### Problem to solve
Scan the data below for the string "page". Copy every line where it appears.

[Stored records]
***

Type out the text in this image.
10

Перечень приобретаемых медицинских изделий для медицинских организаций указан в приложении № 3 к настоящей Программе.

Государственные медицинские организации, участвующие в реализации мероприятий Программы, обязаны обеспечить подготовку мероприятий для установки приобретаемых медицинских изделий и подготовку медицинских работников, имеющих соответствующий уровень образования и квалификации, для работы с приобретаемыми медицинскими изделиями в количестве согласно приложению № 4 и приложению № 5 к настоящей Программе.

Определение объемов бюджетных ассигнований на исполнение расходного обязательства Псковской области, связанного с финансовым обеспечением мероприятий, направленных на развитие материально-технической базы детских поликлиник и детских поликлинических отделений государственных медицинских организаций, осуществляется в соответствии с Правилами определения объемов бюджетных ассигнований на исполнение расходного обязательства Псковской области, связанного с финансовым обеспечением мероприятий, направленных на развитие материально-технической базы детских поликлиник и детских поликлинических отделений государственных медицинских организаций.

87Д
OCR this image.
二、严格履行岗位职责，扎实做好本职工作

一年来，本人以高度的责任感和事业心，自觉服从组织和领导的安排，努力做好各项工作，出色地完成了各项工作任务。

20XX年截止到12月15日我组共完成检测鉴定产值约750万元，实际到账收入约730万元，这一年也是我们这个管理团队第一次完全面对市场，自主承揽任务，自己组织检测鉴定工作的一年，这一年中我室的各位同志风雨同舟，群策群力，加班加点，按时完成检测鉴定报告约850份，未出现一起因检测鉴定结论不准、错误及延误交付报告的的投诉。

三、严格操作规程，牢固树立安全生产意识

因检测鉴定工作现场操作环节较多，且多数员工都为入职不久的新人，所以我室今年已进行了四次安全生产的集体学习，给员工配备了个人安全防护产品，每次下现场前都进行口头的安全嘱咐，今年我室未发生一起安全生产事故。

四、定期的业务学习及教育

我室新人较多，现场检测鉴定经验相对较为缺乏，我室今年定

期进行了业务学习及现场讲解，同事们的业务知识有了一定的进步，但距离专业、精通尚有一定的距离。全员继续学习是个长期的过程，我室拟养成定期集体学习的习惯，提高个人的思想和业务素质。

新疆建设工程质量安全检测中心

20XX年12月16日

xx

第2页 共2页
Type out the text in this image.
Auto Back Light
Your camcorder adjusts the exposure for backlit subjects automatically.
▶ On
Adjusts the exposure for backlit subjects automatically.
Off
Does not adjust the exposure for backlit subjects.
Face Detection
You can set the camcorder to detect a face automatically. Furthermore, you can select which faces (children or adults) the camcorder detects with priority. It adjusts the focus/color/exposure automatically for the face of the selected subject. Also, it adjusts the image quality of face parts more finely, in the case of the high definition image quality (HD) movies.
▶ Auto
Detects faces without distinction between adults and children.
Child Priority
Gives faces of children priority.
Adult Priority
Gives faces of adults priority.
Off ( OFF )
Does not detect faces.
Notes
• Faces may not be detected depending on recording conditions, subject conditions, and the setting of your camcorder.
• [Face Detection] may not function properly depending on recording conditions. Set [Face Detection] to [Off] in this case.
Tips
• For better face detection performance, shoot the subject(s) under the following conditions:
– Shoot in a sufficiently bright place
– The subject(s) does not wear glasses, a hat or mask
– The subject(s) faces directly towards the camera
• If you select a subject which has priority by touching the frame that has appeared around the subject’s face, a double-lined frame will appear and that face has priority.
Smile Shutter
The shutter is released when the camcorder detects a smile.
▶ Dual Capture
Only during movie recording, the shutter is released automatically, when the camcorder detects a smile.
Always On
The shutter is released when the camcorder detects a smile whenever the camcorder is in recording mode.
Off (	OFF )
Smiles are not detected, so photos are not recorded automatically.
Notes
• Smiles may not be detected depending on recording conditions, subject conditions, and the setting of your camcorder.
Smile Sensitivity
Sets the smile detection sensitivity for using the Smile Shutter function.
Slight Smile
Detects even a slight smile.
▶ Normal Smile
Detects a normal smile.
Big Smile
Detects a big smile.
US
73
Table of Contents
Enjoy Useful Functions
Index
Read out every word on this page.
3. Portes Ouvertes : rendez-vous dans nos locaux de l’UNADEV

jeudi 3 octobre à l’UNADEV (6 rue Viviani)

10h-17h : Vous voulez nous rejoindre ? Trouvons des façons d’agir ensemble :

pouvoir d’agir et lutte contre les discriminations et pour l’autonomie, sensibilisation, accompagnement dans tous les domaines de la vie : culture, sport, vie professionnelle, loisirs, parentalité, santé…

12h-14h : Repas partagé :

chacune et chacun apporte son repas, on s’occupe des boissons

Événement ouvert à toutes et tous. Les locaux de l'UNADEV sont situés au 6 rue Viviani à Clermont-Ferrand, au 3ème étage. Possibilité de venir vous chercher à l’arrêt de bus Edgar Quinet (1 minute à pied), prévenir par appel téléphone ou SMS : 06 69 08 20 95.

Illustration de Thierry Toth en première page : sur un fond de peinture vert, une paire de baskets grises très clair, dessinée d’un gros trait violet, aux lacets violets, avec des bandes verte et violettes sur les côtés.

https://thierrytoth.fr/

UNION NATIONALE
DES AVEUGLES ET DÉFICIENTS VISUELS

***

### The completed task
Read out every word on this page.
Illustration de Thierry Toth en première page : sur un fond de peinture vert, une paire de baskets grises très clair, dessinée d’un gros trait violet, aux lacets violets, avec des bandes verte et violettes sur les côtés.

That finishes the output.